- _What you will do_
Review the material line by line. Identify and copy every line that contains the string "Chief".

** Start Input rows **

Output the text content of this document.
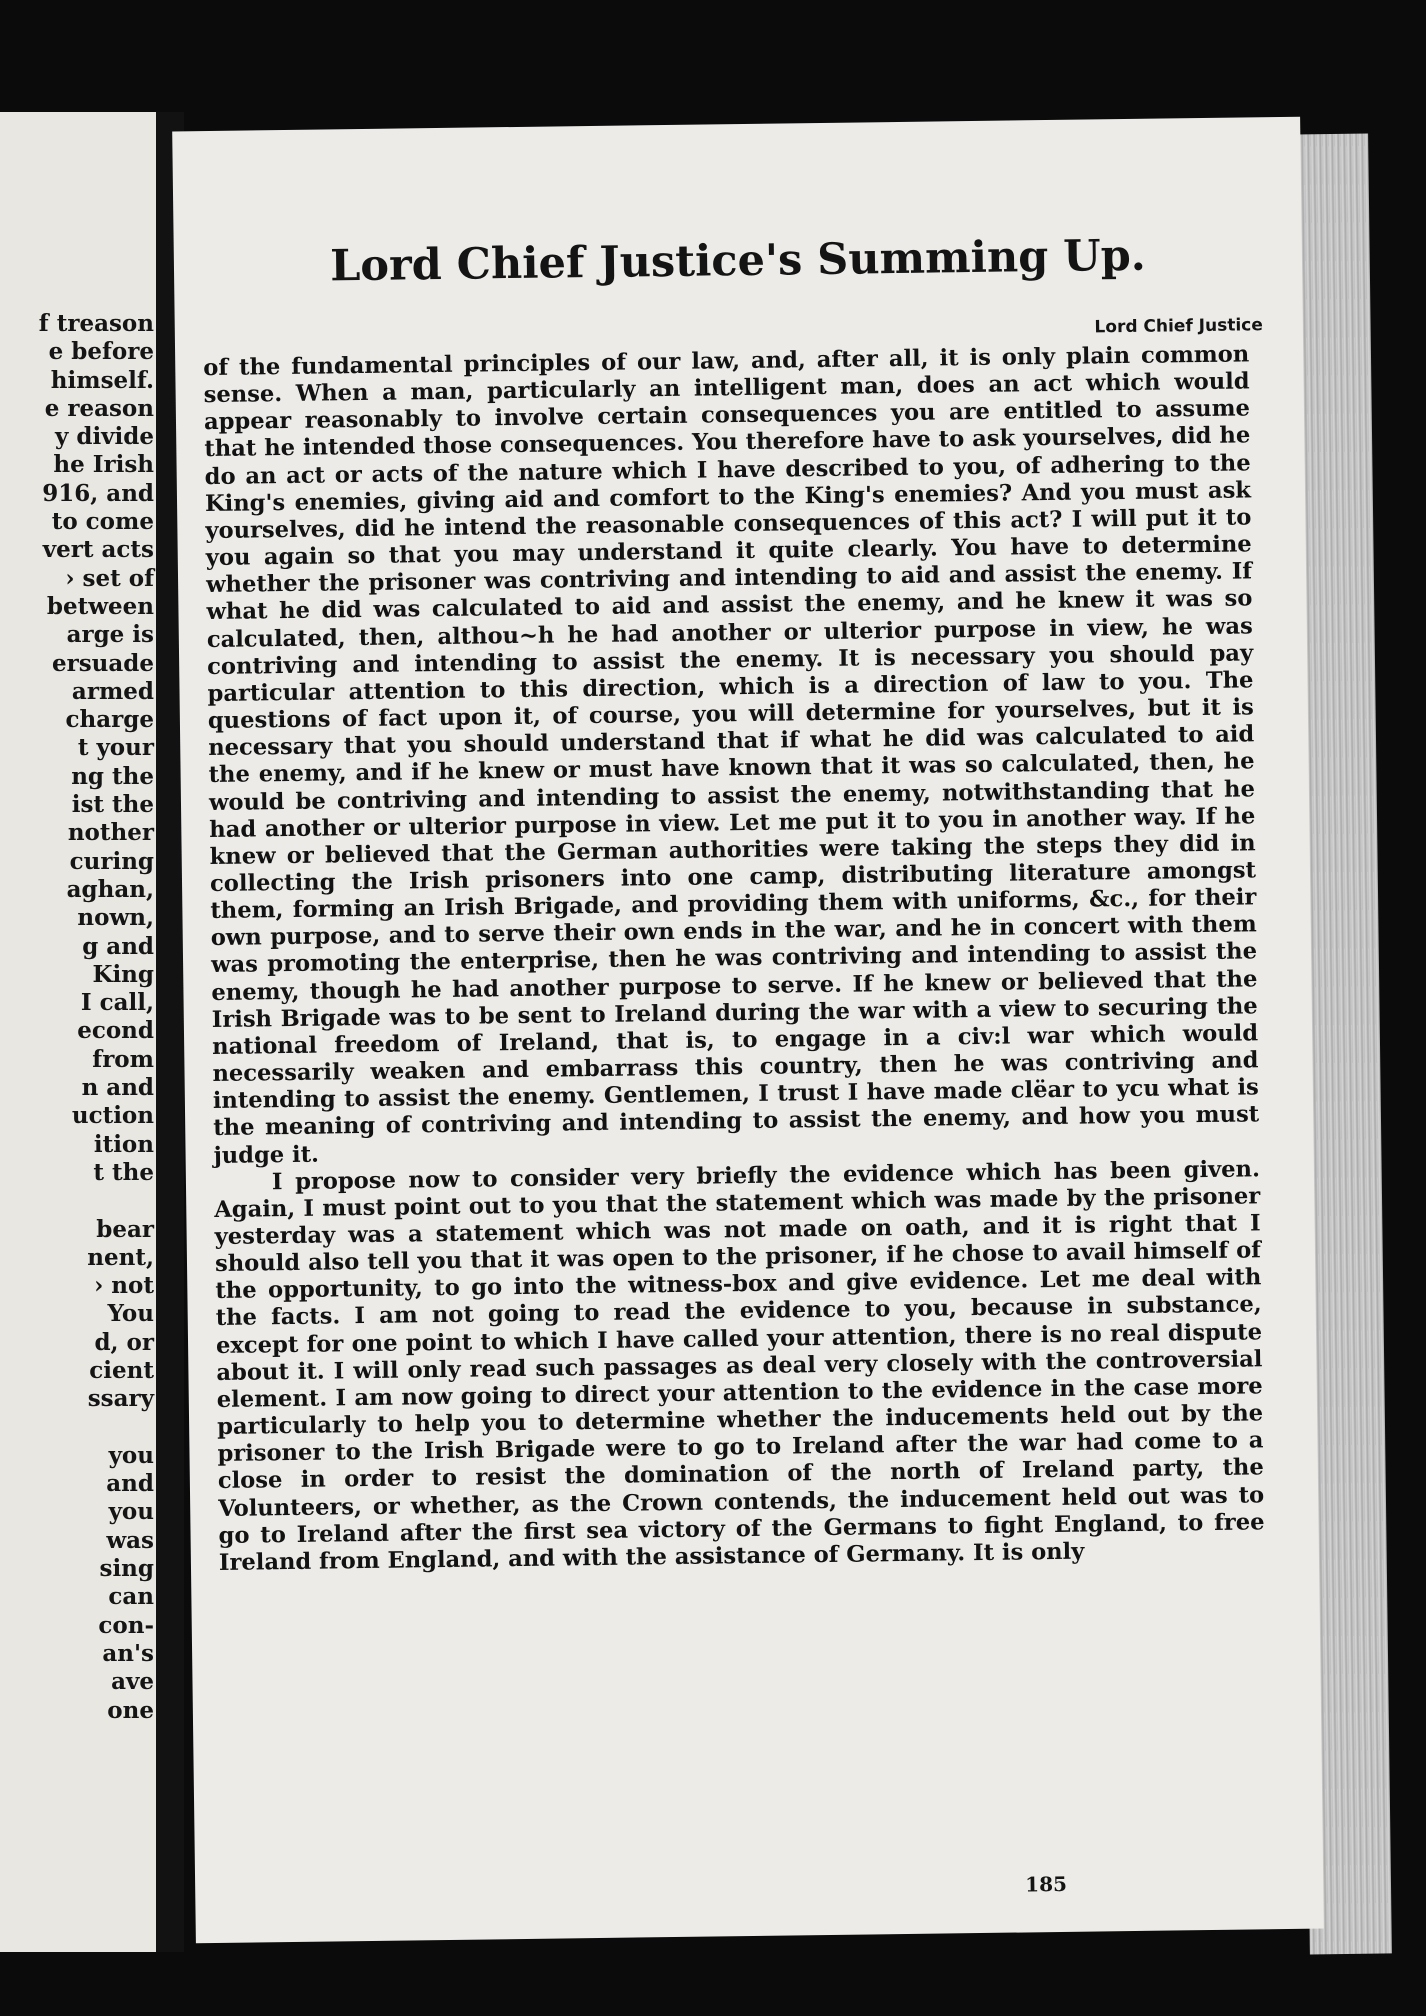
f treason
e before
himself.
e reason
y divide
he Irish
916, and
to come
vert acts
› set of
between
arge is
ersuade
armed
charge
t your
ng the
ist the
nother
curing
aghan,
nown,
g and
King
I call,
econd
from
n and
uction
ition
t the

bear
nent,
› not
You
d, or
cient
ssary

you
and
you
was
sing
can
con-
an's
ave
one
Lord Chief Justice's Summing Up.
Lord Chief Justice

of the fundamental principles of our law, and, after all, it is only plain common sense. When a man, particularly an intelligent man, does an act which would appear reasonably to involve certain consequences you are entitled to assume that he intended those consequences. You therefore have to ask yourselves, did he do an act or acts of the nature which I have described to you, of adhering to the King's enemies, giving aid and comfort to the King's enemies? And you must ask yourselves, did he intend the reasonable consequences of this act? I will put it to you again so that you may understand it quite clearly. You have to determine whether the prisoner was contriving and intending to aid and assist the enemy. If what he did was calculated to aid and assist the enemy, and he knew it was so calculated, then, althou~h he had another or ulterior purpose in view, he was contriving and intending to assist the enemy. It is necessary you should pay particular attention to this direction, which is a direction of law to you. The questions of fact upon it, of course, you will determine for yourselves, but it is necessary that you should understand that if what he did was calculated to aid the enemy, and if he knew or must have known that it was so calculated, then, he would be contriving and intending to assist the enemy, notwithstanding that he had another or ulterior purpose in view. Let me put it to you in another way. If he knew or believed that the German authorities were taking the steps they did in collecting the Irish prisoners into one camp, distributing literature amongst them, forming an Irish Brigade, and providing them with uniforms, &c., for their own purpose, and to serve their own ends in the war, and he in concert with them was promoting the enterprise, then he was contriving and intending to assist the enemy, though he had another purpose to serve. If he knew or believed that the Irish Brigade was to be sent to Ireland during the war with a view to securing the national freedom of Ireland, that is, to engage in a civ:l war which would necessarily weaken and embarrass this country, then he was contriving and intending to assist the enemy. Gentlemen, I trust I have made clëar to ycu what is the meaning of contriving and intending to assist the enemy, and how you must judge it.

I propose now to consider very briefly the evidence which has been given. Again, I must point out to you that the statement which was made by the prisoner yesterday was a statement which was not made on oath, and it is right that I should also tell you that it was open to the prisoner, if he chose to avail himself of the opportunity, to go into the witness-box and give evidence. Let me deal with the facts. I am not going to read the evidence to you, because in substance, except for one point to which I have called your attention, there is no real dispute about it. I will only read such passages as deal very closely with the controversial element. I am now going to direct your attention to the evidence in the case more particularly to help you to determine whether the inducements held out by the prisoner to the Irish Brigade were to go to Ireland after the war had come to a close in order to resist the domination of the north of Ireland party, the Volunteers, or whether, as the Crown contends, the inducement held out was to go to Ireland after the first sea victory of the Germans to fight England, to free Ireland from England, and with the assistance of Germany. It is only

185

** End Input rows **

- _Finished answer_
Lord Chief Justice's Summing Up.
Lord Chief Justice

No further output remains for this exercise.